ИСХОДНЫЙ ТЕКСТ
━━━━━━━━━━
Так Ильф и Петров приняли участие в политической интриге. Нет оснований считать, что они этого не понимали. Чем же они руководствовались, кроме, конечно, соображений конъюнктуры? Похоже, тем же, что и ряд других писателей. Булгаков, например. Многие интеллектуалы тогда верили: с падением Троцкого нэп утвердится навсегда, уровень жизни будет расти, политические ограничения, как и эпоха «перманентной революции», «военного коммунизма», «красного террора», – безвозвратно уйдут в прошлое. Но ни Ильф и Петров, ни тем более Нарбут вовсе не фрондировали. Они старались оставаться «в пределах дозволенного» – точнее, дозволенного именно тогда.

Подобные литературно-политические игры в 1920-е годы – не редкость. И сторонники Троцкого тоже от них не отказывались.
━━━━━━━━━━
(Данные для распознавания разметки документа)
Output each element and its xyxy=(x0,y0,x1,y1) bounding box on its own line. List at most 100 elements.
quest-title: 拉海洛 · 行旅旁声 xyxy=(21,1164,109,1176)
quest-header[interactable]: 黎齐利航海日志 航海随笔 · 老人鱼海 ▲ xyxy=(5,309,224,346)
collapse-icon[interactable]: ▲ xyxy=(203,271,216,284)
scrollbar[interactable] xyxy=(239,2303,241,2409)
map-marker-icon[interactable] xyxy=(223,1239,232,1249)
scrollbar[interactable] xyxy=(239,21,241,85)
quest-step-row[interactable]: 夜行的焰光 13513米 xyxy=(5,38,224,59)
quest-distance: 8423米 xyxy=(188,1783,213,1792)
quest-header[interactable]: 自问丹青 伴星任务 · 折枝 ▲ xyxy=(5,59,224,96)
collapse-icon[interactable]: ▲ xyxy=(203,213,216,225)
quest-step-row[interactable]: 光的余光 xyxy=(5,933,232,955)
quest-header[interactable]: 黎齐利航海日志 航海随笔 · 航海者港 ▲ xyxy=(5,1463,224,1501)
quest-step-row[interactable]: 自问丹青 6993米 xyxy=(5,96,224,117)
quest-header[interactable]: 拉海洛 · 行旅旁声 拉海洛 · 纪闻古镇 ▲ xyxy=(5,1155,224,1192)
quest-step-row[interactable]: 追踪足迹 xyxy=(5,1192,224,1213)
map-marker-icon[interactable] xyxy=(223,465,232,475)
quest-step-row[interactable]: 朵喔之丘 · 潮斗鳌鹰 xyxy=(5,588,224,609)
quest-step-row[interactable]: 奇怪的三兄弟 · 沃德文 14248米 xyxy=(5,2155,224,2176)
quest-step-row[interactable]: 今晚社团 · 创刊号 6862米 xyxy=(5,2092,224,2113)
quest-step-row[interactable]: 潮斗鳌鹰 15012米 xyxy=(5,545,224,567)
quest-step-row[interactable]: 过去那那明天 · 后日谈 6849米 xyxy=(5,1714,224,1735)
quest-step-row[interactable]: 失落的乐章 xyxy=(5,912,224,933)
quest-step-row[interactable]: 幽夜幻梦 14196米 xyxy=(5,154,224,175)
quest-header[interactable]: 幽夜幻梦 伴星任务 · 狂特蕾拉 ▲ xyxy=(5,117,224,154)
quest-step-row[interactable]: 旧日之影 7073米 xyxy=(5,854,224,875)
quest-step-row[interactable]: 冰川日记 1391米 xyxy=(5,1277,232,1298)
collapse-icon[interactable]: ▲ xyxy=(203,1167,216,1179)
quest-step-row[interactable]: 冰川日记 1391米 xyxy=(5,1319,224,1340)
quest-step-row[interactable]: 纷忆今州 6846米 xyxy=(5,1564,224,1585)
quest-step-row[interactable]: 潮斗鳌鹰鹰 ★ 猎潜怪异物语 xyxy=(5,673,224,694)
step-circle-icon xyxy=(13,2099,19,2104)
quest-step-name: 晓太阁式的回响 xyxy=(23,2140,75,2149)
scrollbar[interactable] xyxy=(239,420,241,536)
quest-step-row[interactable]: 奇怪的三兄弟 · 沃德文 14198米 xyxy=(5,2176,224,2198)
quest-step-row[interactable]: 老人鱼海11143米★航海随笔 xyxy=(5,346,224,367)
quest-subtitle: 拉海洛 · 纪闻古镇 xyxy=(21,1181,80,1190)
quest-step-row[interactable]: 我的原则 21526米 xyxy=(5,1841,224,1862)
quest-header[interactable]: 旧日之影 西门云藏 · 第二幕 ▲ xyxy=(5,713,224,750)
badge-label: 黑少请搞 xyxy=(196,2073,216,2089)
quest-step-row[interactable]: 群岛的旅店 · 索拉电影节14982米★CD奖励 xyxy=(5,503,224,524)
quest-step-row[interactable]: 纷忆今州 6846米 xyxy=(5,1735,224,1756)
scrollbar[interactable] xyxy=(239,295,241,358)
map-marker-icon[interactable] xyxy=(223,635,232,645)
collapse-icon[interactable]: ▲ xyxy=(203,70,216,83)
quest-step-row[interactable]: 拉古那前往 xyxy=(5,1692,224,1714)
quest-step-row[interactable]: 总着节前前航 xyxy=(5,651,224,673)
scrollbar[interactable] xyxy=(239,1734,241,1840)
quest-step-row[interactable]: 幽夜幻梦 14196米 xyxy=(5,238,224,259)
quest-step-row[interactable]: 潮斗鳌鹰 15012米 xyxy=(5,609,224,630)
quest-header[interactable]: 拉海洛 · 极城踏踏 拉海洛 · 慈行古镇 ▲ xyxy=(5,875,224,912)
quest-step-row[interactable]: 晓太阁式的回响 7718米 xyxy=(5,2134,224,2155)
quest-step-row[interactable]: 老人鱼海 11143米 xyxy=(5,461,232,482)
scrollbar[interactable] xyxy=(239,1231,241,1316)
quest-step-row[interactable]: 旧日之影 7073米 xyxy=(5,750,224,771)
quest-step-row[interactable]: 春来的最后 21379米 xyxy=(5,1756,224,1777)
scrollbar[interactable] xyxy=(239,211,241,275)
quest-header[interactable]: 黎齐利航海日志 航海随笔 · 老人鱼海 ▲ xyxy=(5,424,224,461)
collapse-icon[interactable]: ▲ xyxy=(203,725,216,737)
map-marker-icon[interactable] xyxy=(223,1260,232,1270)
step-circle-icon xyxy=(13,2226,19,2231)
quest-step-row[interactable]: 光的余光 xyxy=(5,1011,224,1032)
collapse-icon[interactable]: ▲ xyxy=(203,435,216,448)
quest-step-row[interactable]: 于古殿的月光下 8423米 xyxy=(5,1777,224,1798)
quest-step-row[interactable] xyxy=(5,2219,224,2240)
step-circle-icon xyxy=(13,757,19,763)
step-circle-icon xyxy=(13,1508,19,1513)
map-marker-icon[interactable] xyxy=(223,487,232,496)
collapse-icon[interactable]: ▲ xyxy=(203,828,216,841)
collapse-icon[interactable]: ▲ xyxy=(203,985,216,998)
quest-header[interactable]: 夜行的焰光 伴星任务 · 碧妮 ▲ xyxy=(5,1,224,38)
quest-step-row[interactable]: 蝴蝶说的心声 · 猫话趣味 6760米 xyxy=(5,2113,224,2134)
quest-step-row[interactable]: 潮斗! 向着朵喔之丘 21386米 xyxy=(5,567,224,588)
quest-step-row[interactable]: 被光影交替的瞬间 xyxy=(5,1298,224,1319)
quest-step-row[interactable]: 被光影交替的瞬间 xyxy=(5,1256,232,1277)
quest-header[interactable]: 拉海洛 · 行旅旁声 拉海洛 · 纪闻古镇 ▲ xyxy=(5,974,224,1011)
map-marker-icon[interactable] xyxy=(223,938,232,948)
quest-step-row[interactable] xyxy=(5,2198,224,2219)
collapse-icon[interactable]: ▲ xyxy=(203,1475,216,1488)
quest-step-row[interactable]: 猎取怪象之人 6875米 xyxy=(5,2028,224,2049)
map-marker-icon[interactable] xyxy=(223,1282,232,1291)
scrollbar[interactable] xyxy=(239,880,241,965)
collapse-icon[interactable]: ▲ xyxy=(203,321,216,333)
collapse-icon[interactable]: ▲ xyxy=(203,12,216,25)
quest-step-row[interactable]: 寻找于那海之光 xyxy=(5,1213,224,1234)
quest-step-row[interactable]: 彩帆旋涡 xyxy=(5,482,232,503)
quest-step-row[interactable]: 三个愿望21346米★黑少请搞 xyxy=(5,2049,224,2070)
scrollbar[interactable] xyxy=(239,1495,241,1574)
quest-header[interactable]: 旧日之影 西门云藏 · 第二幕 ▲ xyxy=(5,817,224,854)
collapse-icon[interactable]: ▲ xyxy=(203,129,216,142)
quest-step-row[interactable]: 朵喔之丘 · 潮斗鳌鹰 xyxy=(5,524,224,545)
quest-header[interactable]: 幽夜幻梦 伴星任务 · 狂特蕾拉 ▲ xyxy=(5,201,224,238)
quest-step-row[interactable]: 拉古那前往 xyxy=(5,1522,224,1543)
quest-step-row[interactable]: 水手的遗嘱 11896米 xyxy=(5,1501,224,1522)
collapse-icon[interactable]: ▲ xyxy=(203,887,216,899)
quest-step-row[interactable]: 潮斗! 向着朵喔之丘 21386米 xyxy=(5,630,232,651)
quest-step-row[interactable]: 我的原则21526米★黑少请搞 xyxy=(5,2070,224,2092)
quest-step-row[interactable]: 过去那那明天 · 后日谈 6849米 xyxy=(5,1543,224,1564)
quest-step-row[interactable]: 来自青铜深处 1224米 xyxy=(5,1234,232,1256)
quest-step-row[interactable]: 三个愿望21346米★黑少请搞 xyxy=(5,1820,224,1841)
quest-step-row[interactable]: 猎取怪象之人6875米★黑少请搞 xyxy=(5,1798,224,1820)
━━━━━━━━━━
ПРИМЕНИТЕ ПРОЧИТАННОЕ
1: Перепишите без изменений фрагмент текста об Ильфе и Петрове, начиная со слов «Так Ильф и Петров» и далее вплоть до слов «них не отказывались.».
2: Определите, соответствуют ли тексту об Ильфе и Петрове следующие утверждения. Для каждого ответьте «да» или «нет» и приведите решающие слова текста в виде точной цитаты.
(а) Многие интеллектуалы того времени верили, что с падением Троцкого нэп утвердится навсегда.
(б) Нарбут, в отличие от Ильфа и Петрова, фрондировал.
(в) Сторонники Троцкого отказывались от литературно-политических игр.

ОТВЕТЫ ПО ПОРЯДКУ
1:
Так Ильф и Петров приняли участие в политической интриге. Нет оснований считать, что они этого не понимали. Чем же они руководствовались, кроме, конечно, соображений конъюнктуры? Похоже, тем же, что и ряд других писателей. Булгаков, например. Многие интеллектуалы тогда верили: с падением Троцкого нэп утвердится навсегда, уровень жизни будет расти, политические ограничения, как и эпоха «перманентной революции», «военного коммунизма», «красного террора», – безвозвратно уйдут в прошлое. Но ни Ильф и Петров, ни тем более Нарбут вовсе не фрондировали. Они старались оставаться «в пределах дозволенного» – точнее, дозволенного именно тогда.

Подобные литературно-политические игры в 1920-е годы – не редкость. И сторонники Троцкого тоже от них не отказывались.

2:
(а) Да: «Многие интеллектуалы тогда верили: с падением Троцкого нэп утвердится навсегда».
(б) Нет: «Но ни Ильф и Петров, ни тем более Нарбут вовсе не фрондировали».
(в) Нет: «И сторонники Троцкого тоже от них не отказывались».